Written problem:
Please copy all the lines that follow, word for word.

Data records:
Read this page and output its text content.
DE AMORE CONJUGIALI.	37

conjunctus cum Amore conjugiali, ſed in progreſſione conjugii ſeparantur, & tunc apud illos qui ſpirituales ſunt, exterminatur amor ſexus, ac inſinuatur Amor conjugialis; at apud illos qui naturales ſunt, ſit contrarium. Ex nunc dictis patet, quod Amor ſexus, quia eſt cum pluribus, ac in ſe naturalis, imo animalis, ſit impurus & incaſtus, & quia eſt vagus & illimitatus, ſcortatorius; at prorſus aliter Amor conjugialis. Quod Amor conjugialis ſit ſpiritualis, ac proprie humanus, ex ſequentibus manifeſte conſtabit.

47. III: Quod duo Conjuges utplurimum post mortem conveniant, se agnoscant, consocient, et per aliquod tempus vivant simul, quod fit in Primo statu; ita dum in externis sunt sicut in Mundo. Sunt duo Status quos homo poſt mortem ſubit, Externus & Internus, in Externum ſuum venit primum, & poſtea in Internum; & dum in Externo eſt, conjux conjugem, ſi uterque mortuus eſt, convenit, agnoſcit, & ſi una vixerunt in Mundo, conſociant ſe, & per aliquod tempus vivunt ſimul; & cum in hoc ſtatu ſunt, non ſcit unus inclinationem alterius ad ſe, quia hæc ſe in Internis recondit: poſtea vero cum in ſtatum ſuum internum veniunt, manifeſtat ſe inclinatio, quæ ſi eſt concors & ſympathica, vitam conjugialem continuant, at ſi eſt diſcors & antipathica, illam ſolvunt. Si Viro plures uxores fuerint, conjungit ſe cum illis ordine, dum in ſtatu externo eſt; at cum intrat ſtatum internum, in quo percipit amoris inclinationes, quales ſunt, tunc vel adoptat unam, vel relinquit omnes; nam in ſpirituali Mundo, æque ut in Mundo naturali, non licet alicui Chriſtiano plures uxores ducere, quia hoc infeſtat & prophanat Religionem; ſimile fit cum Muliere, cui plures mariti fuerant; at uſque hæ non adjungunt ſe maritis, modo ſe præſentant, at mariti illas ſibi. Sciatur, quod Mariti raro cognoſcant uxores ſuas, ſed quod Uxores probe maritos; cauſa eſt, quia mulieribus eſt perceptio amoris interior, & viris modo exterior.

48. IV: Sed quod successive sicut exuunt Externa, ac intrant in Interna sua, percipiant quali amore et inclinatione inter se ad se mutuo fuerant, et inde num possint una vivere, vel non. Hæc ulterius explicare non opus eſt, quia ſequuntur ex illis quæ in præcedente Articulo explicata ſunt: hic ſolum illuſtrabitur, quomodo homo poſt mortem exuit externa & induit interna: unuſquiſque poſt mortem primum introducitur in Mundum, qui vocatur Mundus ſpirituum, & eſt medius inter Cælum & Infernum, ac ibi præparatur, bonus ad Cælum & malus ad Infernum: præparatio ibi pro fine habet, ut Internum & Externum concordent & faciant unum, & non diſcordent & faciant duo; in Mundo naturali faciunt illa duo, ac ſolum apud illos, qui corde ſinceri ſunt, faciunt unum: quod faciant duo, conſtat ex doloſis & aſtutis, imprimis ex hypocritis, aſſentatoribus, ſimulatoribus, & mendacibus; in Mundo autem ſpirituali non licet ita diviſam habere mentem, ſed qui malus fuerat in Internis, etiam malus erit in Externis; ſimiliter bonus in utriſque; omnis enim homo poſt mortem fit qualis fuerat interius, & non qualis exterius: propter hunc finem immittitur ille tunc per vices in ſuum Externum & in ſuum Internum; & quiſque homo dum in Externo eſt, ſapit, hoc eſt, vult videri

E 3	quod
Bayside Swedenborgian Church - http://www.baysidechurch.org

Written response:
Read this page and output its text content.
DE AMORE CONJUGIALI.	37

conjunctus cum Amore conjugiali, ſed in progreſſione conjugii ſeparantur, & tunc apud illos qui ſpirituales ſunt, exterminatur amor ſexus, ac inſinuatur Amor conjugialis; at apud illos qui naturales ſunt, ſit contrarium. Ex nunc dictis patet, quod Amor ſexus, quia eſt cum pluribus, ac in ſe naturalis, imo animalis, ſit impurus & incaſtus, & quia eſt vagus & illimitatus, ſcortatorius; at prorſus aliter Amor conjugialis. Quod Amor conjugialis ſit ſpiritualis, ac proprie humanus, ex ſequentibus manifeſte conſtabit.

47. III: Quod duo Conjuges utplurimum post mortem conveniant, se agnoscant, consocient, et per aliquod tempus vivant simul, quod fit in Primo statu; ita dum in externis sunt sicut in Mundo. Sunt duo Status quos homo poſt mortem ſubit, Externus & Internus, in Externum ſuum venit primum, & poſtea in Internum; & dum in Externo eſt, conjux conjugem, ſi uterque mortuus eſt, convenit, agnoſcit, & ſi una vixerunt in Mundo, conſociant ſe, & per aliquod tempus vivunt ſimul; & cum in hoc ſtatu ſunt, non ſcit unus inclinationem alterius ad ſe, quia hæc ſe in Internis recondit: poſtea vero cum in ſtatum ſuum internum veniunt, manifeſtat ſe inclinatio, quæ ſi eſt concors & ſympathica, vitam conjugialem continuant, at ſi eſt diſcors & antipathica, illam ſolvunt. Si Viro plures uxores fuerint, conjungit ſe cum illis ordine, dum in ſtatu externo eſt; at cum intrat ſtatum internum, in quo percipit amoris inclinationes, quales ſunt, tunc vel adoptat unam, vel relinquit omnes; nam in ſpirituali Mundo, æque ut in Mundo naturali, non licet alicui Chriſtiano plures uxores ducere, quia hoc infeſtat & prophanat Religionem; ſimile fit cum Muliere, cui plures mariti fuerant; at uſque hæ non adjungunt ſe maritis, modo ſe præſentant, at mariti illas ſibi. Sciatur, quod Mariti raro cognoſcant uxores ſuas, ſed quod Uxores probe maritos; cauſa eſt, quia mulieribus eſt perceptio amoris interior, & viris modo exterior.

48. IV: Sed quod successive sicut exuunt Externa, ac intrant in Interna sua, percipiant quali amore et inclinatione inter se ad se mutuo fuerant, et inde num possint una vivere, vel non. Hæc ulterius explicare non opus eſt, quia ſequuntur ex illis quæ in præcedente Articulo explicata ſunt: hic ſolum illuſtrabitur, quomodo homo poſt mortem exuit externa & induit interna: unuſquiſque poſt mortem primum introducitur in Mundum, qui vocatur Mundus ſpirituum, & eſt medius inter Cælum & Infernum, ac ibi præparatur, bonus ad Cælum & malus ad Infernum: præparatio ibi pro fine habet, ut Internum & Externum concordent & faciant unum, & non diſcordent & faciant duo; in Mundo naturali faciunt illa duo, ac ſolum apud illos, qui corde ſinceri ſunt, faciunt unum: quod faciant duo, conſtat ex doloſis & aſtutis, imprimis ex hypocritis, aſſentatoribus, ſimulatoribus, & mendacibus; in Mundo autem ſpirituali non licet ita diviſam habere mentem, ſed qui malus fuerat in Internis, etiam malus erit in Externis; ſimiliter bonus in utriſque; omnis enim homo poſt mortem fit qualis fuerat interius, & non qualis exterius: propter hunc finem immittitur ille tunc per vices in ſuum Externum & in ſuum Internum; & quiſque homo dum in Externo eſt, ſapit, hoc eſt, vult videri

E 3	quod
Bayside Swedenborgian Church - http://www.baysidechurch.org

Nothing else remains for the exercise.